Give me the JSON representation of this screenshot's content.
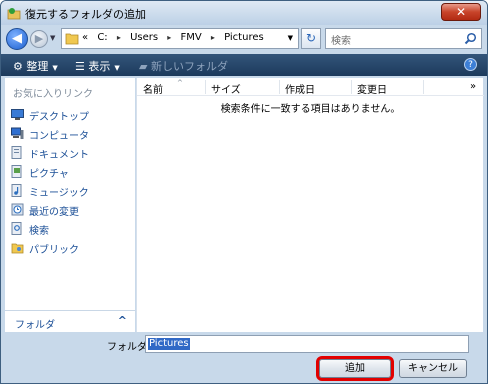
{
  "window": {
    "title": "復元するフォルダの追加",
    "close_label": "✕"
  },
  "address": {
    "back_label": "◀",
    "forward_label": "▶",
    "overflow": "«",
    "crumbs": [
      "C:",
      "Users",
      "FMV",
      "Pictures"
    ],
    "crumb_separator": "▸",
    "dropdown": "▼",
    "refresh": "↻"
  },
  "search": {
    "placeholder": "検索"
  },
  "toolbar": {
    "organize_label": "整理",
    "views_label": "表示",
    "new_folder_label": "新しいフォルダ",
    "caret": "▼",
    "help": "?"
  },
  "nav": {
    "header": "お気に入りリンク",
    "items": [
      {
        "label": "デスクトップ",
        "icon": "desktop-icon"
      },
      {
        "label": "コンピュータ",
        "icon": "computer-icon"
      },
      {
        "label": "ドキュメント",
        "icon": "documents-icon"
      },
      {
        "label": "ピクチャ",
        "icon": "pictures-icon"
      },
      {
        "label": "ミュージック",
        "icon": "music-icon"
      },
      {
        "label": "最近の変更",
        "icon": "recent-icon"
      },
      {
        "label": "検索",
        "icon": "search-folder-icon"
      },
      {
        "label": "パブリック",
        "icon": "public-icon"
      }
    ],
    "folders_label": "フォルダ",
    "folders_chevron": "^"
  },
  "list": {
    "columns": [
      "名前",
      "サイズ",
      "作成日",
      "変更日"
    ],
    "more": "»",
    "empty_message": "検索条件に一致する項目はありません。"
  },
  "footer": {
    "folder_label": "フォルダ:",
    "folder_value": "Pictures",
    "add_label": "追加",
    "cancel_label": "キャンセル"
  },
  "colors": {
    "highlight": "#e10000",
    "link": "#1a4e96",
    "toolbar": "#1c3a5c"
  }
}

========================================

## [Goal]
Write out the entries above verbatim; the pictures do not belong in your copy.

## [Result for this exercise]
Give me the JSON representation of this screenshot's content.
{
  "window": {
    "title": "復元するフォルダの追加",
    "close_label": "✕"
  },
  "address": {
    "back_label": "◀",
    "forward_label": "▶",
    "overflow": "«",
    "crumbs": [
      "C:",
      "Users",
      "FMV",
      "Pictures"
    ],
    "crumb_separator": "▸",
    "dropdown": "▼",
    "refresh": "↻"
  },
  "search": {
    "placeholder": "検索"
  },
  "toolbar": {
    "organize_label": "整理",
    "views_label": "表示",
    "new_folder_label": "新しいフォルダ",
    "caret": "▼",
    "help": "?"
  },
  "nav": {
    "header": "お気に入りリンク",
    "items": [
      {
        "label": "デスクトップ",
        "icon": "desktop-icon"
      },
      {
        "label": "コンピュータ",
        "icon": "computer-icon"
      },
      {
        "label": "ドキュメント",
        "icon": "documents-icon"
      },
      {
        "label": "ピクチャ",
        "icon": "pictures-icon"
      },
      {
        "label": "ミュージック",
        "icon": "music-icon"
      },
      {
        "label": "最近の変更",
        "icon": "recent-icon"
      },
      {
        "label": "検索",
        "icon": "search-folder-icon"
      },
      {
        "label": "パブリック",
        "icon": "public-icon"
      }
    ],
    "folders_label": "フォルダ",
    "folders_chevron": "^"
  },
  "list": {
    "columns": [
      "名前",
      "サイズ",
      "作成日",
      "変更日"
    ],
    "more": "»",
    "empty_message": "検索条件に一致する項目はありません。"
  },
  "footer": {
    "folder_label": "フォルダ:",
    "folder_value": "Pictures",
    "add_label": "追加",
    "cancel_label": "キャンセル"
  },
  "colors": {
    "highlight": "#e10000",
    "link": "#1a4e96",
    "toolbar": "#1c3a5c"
  }
}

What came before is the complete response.